Required task
Search the listing below for "signal". Copy each matching line.

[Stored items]

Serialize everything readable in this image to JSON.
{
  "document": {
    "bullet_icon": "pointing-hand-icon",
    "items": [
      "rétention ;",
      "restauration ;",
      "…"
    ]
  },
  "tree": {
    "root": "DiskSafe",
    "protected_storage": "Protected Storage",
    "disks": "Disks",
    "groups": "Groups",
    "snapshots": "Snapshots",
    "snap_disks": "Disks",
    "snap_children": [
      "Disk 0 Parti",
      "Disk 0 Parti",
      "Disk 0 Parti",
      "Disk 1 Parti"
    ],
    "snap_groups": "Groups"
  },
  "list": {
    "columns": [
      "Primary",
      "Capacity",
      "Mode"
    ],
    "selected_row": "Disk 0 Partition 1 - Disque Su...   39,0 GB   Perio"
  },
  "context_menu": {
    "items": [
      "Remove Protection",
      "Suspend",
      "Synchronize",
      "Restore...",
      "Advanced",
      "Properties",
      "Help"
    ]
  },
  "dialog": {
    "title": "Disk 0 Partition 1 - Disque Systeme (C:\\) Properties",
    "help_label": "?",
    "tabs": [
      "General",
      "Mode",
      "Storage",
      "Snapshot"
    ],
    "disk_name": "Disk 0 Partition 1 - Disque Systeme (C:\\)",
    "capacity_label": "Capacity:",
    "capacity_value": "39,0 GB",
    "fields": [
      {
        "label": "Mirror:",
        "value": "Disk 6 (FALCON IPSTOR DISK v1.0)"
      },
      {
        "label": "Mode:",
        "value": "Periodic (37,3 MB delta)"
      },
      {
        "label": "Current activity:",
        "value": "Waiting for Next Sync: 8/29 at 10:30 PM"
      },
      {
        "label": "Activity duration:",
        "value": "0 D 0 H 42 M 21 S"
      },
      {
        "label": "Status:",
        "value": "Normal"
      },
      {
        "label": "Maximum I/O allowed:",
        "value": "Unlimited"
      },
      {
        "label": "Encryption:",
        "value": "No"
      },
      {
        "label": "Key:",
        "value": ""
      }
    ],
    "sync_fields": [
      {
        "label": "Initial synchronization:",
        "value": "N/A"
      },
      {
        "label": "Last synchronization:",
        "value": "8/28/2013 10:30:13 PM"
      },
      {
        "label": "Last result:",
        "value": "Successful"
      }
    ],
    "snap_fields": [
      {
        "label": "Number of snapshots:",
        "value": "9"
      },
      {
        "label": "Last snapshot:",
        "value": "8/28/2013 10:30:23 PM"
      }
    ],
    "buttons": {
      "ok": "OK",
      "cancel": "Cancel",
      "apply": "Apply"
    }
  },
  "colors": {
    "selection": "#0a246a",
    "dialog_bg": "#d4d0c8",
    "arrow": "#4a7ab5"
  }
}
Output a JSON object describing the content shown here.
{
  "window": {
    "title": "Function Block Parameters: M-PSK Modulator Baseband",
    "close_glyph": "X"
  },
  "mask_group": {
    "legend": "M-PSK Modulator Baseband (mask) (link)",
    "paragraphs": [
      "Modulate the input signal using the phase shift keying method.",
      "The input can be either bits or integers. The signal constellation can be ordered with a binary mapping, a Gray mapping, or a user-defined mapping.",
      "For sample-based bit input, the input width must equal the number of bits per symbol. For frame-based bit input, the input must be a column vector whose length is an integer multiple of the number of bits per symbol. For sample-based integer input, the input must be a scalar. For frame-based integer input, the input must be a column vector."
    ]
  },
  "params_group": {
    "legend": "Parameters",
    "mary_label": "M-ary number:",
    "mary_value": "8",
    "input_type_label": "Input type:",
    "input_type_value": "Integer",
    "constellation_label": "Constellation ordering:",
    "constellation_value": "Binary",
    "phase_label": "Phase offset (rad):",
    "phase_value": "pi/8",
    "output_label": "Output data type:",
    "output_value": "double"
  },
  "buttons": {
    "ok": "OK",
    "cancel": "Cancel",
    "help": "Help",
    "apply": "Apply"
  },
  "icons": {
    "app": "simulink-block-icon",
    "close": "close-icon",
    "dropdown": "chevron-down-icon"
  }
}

Response to the task
      "Modulate the input signal using the phase shift keying method.",
      "The input can be either bits or integers. The signal constellation can be ordered with a binary mapping, a Gray mapping, or a user-defined mapping.",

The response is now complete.